• [Exercise inputs]
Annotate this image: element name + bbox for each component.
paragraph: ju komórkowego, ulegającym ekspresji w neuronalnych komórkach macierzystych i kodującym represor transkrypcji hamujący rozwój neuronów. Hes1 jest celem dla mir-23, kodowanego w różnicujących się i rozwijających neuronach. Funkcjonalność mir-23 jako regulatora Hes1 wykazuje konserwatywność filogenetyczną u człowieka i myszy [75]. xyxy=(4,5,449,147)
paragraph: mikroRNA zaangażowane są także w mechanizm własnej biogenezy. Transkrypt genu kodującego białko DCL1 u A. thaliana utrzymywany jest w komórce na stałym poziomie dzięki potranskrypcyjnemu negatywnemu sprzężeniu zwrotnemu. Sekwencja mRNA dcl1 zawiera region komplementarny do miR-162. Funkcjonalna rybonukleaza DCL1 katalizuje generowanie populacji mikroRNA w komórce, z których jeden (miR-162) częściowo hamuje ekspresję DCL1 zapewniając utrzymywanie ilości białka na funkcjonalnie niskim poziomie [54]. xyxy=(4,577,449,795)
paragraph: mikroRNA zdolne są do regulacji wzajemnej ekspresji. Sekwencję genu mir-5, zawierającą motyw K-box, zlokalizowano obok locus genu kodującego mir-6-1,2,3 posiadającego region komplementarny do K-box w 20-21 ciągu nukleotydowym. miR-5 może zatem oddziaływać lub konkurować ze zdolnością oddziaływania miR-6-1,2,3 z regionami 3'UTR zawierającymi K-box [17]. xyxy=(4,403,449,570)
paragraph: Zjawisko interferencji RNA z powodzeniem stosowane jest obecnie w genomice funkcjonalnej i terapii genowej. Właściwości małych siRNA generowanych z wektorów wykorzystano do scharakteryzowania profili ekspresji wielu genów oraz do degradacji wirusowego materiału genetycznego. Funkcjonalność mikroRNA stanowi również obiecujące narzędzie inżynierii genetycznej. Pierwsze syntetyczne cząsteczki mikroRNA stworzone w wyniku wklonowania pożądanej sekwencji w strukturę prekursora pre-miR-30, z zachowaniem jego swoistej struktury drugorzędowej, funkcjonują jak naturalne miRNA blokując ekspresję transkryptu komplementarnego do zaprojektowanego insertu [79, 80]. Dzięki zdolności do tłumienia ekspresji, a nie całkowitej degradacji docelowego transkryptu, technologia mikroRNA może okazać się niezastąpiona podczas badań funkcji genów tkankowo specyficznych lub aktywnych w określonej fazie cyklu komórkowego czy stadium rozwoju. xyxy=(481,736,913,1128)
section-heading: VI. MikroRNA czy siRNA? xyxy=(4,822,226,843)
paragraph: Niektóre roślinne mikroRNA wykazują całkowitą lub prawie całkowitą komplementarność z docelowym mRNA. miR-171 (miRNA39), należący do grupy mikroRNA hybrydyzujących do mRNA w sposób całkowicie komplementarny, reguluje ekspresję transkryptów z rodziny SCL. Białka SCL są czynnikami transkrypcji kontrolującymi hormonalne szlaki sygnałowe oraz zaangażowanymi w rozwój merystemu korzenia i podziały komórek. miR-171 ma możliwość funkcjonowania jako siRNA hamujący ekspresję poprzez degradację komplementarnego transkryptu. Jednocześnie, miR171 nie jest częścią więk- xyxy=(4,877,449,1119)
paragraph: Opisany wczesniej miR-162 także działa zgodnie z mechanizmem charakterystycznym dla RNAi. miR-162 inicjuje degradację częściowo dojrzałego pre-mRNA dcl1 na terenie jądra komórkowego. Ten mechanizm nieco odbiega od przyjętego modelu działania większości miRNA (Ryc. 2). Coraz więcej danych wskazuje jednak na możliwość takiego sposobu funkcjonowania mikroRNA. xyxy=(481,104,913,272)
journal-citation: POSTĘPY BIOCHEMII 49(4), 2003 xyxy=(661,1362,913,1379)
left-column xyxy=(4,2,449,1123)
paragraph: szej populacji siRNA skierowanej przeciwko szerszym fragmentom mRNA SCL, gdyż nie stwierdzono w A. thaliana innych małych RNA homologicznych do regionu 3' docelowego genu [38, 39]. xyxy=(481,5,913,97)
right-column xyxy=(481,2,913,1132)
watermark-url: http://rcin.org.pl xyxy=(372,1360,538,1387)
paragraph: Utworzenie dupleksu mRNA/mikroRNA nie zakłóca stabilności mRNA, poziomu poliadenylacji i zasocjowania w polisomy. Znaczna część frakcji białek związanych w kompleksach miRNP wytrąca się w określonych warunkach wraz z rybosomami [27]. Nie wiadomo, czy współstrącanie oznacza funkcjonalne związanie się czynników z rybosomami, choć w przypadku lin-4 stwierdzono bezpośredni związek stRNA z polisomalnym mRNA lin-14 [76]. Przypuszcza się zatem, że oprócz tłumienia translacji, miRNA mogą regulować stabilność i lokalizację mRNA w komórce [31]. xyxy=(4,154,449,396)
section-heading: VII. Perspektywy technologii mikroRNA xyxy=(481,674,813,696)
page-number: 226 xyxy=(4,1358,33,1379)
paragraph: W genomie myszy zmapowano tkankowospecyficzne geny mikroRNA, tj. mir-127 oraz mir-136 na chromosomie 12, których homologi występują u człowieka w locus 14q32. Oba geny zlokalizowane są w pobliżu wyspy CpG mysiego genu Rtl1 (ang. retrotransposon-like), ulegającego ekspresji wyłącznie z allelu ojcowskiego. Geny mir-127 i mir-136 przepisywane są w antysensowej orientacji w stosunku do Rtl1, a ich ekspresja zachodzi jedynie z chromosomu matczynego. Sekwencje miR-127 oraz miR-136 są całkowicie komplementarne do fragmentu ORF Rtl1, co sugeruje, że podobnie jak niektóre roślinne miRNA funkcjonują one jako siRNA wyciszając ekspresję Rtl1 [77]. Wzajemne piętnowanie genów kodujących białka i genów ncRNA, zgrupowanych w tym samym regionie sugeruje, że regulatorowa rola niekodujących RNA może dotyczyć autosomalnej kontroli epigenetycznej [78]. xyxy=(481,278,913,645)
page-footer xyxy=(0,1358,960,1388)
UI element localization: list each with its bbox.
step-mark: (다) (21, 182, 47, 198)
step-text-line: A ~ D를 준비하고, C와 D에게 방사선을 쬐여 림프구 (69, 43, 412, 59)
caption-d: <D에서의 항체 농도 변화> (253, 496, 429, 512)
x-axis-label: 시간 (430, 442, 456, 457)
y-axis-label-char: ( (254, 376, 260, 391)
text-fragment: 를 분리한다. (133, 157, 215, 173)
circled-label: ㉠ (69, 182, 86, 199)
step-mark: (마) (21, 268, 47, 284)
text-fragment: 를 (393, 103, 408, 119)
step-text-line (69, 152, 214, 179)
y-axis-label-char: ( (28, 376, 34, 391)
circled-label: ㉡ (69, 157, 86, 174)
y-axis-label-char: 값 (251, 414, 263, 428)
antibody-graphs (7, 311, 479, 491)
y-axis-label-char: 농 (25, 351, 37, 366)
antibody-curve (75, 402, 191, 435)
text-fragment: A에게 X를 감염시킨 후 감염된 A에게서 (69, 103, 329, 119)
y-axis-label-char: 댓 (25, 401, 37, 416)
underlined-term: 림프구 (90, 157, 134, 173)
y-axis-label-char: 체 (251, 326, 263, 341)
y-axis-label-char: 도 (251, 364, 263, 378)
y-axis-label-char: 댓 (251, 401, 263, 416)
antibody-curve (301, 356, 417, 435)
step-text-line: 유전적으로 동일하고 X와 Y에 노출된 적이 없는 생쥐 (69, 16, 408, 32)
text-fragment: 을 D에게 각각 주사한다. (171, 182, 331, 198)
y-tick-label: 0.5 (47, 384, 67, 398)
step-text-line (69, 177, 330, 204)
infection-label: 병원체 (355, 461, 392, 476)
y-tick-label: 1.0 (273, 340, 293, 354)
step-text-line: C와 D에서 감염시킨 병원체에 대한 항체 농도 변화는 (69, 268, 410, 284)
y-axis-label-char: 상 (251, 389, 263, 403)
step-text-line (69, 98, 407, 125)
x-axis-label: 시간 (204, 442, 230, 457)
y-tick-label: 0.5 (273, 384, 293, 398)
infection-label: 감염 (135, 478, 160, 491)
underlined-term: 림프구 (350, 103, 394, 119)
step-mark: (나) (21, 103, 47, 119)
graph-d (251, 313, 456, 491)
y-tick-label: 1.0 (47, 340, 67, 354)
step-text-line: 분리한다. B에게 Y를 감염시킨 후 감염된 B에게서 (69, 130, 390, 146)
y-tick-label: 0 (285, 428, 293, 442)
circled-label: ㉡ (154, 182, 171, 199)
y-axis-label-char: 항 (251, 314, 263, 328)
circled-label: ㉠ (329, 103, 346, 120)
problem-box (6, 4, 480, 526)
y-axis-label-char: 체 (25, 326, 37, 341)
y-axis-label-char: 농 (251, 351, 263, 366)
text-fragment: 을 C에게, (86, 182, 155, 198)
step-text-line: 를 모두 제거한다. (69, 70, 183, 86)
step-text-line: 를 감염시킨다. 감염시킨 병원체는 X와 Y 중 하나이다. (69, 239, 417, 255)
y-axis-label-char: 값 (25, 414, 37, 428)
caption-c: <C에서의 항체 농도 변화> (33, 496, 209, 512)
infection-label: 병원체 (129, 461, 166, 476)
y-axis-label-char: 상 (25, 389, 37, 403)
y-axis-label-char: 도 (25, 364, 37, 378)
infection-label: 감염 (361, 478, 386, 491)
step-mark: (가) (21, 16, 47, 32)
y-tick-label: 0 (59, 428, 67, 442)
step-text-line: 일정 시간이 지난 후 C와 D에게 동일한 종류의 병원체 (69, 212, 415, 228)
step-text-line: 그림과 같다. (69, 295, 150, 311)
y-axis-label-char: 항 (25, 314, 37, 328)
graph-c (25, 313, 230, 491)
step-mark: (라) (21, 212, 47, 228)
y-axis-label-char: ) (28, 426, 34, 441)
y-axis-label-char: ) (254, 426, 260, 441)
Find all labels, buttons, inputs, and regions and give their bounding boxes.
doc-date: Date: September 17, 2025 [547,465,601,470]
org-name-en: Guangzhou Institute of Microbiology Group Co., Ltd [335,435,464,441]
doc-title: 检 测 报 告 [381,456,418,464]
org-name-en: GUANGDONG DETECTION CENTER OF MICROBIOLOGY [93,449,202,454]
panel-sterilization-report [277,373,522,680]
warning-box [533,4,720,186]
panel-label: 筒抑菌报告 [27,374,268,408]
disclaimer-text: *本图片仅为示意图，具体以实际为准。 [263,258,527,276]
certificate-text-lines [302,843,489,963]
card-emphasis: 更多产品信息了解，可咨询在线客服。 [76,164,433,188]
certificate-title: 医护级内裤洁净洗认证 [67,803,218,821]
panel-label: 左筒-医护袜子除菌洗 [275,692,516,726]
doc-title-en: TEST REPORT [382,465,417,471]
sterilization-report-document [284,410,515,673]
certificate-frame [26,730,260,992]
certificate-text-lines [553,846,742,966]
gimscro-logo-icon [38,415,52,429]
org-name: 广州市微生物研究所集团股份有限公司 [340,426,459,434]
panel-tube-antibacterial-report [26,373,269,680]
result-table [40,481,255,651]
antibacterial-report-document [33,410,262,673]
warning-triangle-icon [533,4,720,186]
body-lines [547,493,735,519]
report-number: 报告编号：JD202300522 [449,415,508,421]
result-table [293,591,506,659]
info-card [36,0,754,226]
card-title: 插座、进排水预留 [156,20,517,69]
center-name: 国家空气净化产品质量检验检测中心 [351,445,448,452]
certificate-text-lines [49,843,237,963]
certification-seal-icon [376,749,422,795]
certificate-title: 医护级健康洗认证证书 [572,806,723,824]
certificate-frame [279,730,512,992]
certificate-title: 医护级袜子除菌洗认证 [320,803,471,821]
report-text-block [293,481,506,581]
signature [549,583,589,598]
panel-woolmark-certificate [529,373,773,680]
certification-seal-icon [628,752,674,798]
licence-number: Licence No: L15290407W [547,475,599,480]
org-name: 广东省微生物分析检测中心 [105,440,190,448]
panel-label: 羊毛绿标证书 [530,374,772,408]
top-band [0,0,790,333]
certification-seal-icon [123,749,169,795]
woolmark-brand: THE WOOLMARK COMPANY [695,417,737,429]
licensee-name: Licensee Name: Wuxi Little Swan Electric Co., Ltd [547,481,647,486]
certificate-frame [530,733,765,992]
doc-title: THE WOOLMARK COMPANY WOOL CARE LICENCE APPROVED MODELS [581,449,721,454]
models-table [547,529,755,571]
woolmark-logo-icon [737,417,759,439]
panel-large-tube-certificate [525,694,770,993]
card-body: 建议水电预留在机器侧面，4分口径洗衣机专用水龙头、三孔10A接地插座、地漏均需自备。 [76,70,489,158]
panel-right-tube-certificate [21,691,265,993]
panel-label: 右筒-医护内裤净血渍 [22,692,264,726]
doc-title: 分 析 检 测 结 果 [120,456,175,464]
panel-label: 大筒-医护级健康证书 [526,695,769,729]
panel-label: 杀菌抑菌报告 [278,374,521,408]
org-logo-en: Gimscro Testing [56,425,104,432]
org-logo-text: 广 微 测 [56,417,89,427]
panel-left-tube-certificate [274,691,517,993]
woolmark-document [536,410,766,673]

• [Exercise instructions] When a line of the records includes "number", that line belongs in the answer.

• [Result]
page-number: 226 xyxy=(4,1358,33,1379)
report-number: 报告编号：JD202300522 [449,415,508,421]
licence-number: Licence No: L15290407W [547,475,599,480]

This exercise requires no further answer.